> Task directions
Check every line of the data below for the string "hogy", and copy the ones that hold it.

Part of a data file
────────────────────────────────────────

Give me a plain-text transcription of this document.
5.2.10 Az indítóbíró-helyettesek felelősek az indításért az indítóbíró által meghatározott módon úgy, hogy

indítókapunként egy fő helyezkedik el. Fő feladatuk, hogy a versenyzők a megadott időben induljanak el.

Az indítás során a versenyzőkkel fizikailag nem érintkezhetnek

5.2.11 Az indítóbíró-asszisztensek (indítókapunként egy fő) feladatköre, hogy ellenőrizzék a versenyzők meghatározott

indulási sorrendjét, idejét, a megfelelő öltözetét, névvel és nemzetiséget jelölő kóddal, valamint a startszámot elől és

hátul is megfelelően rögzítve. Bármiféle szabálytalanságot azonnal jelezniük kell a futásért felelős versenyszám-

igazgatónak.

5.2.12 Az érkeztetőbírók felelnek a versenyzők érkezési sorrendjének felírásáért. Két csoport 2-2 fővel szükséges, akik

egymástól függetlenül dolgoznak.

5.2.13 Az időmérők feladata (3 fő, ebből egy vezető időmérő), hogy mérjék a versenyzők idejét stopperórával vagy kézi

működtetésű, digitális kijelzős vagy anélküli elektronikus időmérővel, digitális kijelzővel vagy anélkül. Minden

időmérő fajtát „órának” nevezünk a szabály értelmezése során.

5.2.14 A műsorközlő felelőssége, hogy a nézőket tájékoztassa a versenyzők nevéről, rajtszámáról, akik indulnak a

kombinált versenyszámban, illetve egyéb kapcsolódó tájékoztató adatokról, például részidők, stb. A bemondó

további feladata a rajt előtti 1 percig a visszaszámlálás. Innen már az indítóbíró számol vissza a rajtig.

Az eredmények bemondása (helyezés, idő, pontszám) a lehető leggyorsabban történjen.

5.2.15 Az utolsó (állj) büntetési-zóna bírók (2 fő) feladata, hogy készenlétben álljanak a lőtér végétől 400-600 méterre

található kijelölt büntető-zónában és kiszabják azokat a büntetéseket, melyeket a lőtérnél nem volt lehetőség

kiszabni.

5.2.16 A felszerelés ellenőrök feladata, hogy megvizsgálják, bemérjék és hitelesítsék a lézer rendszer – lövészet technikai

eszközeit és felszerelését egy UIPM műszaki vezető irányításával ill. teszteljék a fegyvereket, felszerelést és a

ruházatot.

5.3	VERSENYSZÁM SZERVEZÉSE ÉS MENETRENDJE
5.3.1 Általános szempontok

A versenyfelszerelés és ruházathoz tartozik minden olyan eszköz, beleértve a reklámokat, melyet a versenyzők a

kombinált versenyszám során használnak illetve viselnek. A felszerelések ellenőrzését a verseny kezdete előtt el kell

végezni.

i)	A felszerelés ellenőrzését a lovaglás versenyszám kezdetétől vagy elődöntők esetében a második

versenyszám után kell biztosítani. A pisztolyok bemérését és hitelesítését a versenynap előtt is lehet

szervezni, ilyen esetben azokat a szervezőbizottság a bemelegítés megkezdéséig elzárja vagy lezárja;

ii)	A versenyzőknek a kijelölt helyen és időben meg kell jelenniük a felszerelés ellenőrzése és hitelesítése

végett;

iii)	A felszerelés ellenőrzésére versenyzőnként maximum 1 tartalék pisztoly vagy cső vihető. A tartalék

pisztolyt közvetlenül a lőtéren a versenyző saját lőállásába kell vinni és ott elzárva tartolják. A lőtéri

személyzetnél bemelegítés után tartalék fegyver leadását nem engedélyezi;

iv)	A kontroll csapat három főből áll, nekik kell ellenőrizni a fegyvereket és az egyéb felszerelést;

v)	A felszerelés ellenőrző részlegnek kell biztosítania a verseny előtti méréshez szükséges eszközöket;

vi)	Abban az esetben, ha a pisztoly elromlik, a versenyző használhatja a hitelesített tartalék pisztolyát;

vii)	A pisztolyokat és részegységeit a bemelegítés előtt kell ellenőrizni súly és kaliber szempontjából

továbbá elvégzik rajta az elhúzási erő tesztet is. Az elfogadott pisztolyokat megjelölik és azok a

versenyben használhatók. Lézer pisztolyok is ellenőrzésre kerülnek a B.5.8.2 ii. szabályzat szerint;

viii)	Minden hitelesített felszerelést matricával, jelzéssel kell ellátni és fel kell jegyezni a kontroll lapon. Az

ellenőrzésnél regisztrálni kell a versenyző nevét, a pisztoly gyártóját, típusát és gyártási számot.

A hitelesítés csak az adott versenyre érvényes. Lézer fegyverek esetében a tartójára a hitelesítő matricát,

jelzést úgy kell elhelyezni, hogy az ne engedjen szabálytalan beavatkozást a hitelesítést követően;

────────────────────────────────────────

> Written answer
5.2.10 Az indítóbíró-helyettesek felelősek az indításért az indítóbíró által meghatározott módon úgy, hogy
indítókapunként egy fő helyezkedik el. Fő feladatuk, hogy a versenyzők a megadott időben induljanak el.
5.2.11 Az indítóbíró-asszisztensek (indítókapunként egy fő) feladatköre, hogy ellenőrizzék a versenyzők meghatározott
5.2.13 Az időmérők feladata (3 fő, ebből egy vezető időmérő), hogy mérjék a versenyzők idejét stopperórával vagy kézi
5.2.14 A műsorközlő felelőssége, hogy a nézőket tájékoztassa a versenyzők nevéről, rajtszámáról, akik indulnak a
5.2.15 Az utolsó (állj) büntetési-zóna bírók (2 fő) feladata, hogy készenlétben álljanak a lőtér végétől 400-600 méterre
5.2.16 A felszerelés ellenőrök feladata, hogy megvizsgálják, bemérjék és hitelesítsék a lézer rendszer – lövészet technikai
jelzést úgy kell elhelyezni, hogy az ne engedjen szabálytalan beavatkozást a hitelesítést követően;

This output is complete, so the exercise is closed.